[Entries taken from a collection]
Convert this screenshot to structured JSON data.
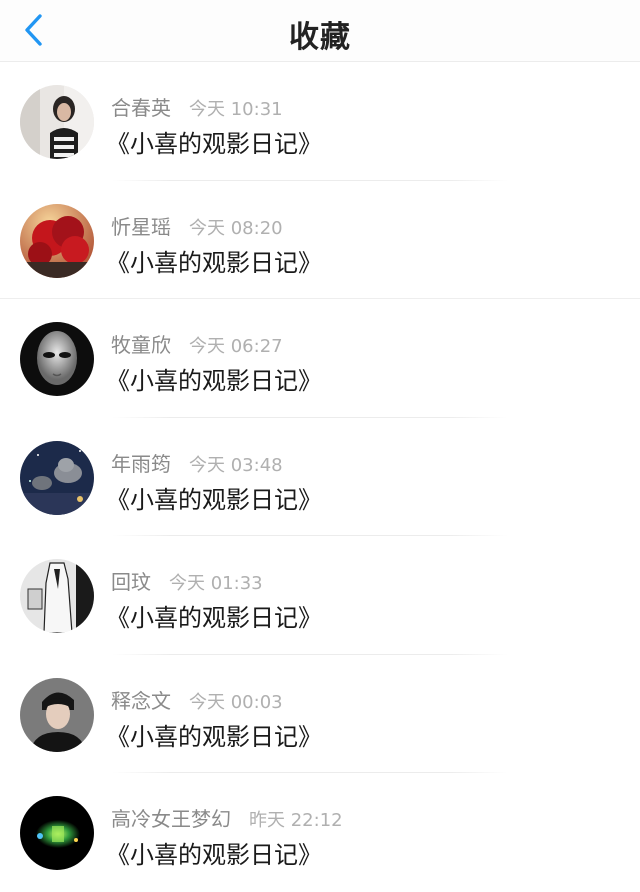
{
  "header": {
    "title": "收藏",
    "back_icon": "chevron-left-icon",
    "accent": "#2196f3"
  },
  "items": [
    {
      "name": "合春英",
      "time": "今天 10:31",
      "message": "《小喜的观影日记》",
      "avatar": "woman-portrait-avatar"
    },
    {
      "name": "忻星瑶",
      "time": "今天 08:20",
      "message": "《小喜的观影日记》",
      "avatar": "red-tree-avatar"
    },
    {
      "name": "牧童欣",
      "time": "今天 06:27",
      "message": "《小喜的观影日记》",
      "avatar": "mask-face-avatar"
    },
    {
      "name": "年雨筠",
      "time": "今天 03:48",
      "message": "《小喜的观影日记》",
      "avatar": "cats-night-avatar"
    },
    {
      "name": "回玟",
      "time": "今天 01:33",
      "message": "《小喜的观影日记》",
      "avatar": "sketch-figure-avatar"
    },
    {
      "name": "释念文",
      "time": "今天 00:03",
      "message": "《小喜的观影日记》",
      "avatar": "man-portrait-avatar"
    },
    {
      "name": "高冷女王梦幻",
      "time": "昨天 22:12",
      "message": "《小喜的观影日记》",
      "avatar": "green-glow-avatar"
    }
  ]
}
* * *
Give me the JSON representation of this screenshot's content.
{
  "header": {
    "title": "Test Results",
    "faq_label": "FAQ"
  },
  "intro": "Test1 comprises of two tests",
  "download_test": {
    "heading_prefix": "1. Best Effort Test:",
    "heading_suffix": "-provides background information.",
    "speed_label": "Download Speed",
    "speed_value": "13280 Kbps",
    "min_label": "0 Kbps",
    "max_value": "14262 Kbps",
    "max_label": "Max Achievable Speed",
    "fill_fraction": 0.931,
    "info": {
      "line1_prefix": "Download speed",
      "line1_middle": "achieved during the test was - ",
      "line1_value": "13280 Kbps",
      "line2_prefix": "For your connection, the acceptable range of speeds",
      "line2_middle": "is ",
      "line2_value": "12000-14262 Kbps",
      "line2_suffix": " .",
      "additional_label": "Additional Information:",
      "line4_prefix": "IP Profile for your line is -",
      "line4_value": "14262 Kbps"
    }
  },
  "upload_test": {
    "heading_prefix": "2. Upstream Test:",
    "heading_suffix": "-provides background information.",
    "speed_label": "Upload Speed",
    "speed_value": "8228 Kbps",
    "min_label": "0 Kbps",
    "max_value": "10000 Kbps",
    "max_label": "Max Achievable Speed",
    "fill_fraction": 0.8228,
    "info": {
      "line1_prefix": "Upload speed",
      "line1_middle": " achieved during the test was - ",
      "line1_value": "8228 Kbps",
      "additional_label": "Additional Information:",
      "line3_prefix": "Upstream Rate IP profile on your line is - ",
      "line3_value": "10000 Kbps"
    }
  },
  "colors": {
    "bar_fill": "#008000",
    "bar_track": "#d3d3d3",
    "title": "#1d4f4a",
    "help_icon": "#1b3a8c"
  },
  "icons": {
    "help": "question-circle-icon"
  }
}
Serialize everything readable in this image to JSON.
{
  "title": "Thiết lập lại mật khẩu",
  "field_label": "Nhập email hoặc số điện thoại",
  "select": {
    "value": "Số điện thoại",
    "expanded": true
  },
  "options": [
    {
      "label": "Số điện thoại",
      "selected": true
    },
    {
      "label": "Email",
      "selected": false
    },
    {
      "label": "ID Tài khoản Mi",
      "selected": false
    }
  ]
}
* * *
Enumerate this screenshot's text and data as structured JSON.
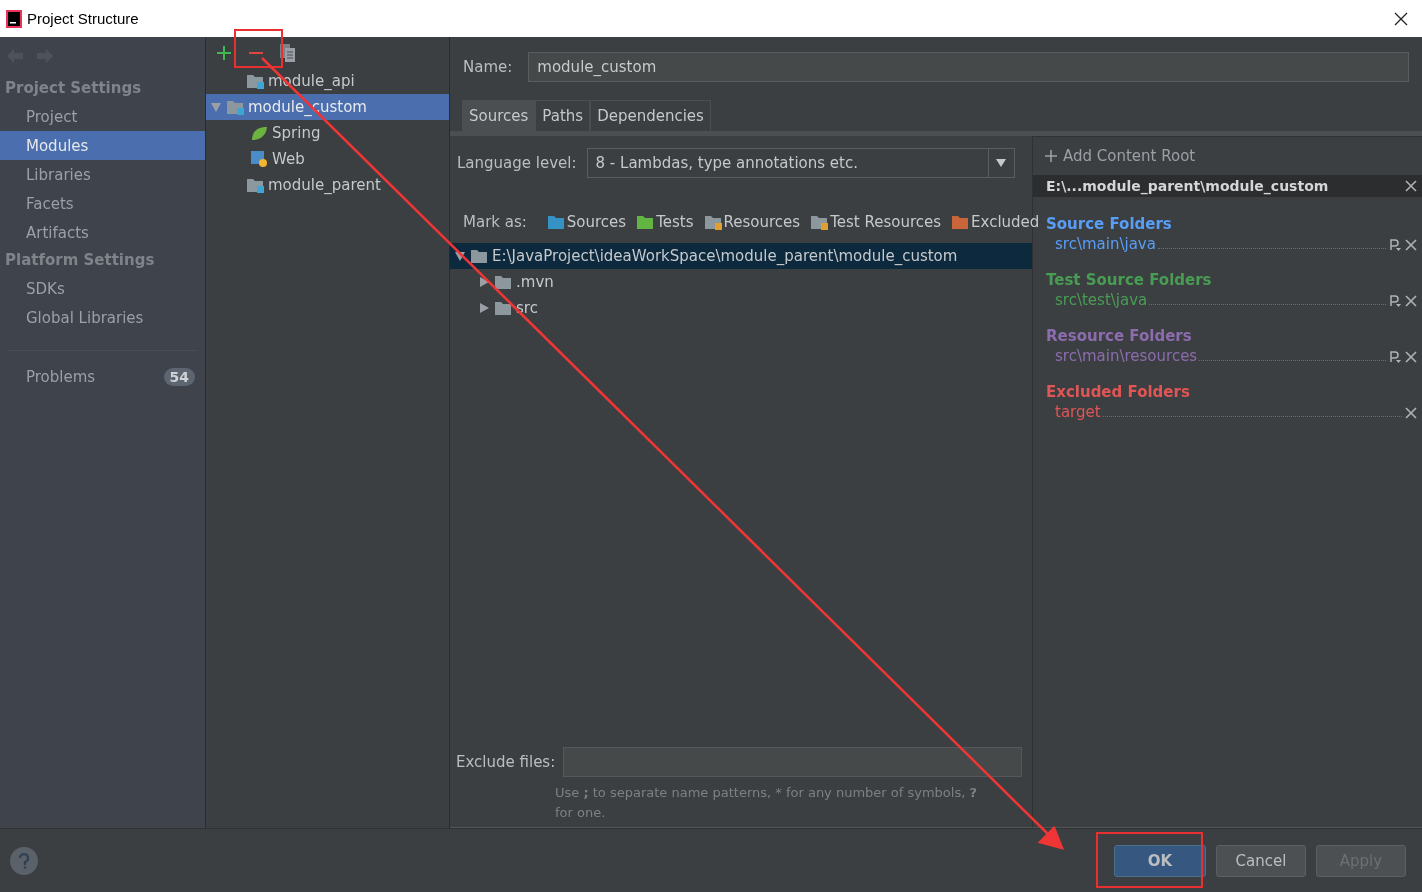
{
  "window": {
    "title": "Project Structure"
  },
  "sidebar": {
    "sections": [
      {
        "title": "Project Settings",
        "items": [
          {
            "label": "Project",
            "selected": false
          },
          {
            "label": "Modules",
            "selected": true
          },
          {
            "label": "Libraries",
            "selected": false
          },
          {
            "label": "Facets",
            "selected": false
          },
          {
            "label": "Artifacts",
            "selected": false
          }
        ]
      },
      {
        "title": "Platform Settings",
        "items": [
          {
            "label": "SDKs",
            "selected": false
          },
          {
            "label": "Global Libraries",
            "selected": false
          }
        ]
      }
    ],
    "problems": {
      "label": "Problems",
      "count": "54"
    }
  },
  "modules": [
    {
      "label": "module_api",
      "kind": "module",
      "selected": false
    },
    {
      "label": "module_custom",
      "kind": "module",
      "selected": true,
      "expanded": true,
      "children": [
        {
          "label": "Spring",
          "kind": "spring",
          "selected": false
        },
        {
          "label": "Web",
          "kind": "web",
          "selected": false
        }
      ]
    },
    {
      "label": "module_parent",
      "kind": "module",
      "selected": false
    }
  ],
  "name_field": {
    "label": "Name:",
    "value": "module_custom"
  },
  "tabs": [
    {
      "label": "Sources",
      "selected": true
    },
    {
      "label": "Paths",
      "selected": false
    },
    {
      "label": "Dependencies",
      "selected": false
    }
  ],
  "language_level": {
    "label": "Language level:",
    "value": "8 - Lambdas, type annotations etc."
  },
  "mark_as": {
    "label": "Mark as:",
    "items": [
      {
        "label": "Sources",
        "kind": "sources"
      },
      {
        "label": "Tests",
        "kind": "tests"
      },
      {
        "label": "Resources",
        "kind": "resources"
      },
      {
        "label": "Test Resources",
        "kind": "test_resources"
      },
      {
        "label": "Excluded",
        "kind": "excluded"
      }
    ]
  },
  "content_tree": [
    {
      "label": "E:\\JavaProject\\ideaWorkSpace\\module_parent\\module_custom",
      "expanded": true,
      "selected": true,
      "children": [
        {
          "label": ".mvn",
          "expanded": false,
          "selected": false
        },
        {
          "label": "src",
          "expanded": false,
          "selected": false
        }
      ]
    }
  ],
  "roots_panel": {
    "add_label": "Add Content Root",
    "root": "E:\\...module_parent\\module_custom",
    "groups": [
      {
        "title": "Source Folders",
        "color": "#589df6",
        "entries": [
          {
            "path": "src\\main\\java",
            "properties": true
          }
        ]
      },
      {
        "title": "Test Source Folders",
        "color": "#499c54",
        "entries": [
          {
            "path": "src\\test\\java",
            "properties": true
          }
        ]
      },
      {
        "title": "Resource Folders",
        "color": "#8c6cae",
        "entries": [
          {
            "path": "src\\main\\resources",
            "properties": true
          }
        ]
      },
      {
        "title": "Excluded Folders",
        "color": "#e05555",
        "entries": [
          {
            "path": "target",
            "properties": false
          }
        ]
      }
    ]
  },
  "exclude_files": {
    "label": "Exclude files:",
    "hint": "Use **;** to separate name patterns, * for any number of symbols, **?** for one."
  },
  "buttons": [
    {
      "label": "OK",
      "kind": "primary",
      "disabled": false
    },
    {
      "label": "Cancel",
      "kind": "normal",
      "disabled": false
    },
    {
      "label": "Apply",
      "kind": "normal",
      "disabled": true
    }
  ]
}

EXERCISE DIRECTIONS
Only lines with "thoại" are wanted here; list each of them.

WRITTEN SOLUTION
  "field_label": "Nhập email hoặc số điện thoại",
    "value": "Số điện thoại",
      "label": "Số điện thoại",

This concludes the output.